> Information given
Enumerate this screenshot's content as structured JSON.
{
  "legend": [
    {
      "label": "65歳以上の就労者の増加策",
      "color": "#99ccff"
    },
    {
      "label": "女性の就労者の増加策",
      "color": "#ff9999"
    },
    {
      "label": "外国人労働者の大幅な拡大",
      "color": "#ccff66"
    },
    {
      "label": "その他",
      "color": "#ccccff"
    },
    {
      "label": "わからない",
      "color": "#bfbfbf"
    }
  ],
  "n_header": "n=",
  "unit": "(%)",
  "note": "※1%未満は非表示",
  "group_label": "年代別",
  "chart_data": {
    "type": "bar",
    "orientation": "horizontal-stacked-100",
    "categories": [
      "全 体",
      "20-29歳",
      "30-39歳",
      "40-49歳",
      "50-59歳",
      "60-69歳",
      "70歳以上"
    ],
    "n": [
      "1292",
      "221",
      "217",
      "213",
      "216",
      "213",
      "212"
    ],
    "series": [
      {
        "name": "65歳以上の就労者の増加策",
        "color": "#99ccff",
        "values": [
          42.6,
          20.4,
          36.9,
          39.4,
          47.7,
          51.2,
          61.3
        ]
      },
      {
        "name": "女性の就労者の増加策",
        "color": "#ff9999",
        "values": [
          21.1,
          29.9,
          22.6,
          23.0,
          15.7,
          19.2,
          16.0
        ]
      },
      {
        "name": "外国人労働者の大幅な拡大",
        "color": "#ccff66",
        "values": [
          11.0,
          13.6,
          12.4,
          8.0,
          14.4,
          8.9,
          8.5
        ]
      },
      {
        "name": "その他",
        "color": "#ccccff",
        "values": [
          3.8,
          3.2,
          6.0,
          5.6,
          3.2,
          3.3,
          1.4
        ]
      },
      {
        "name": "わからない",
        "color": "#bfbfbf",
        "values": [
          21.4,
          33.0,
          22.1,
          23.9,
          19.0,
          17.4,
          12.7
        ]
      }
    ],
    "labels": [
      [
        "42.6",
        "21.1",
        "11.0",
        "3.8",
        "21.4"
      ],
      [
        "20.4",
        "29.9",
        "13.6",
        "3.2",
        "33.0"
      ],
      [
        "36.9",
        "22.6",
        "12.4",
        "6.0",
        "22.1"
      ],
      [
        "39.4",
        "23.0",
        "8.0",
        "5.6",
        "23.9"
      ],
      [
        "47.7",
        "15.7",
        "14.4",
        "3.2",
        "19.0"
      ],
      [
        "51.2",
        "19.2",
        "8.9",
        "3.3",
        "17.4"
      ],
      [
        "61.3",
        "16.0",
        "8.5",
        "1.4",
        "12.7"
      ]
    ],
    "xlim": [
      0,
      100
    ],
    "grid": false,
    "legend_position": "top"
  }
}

> Exercise
Find the word "外国人労働者の大幅な拡大" and list each line it appears in.

> Task result
      "label": "外国人労働者の大幅な拡大",
        "name": "外国人労働者の大幅な拡大",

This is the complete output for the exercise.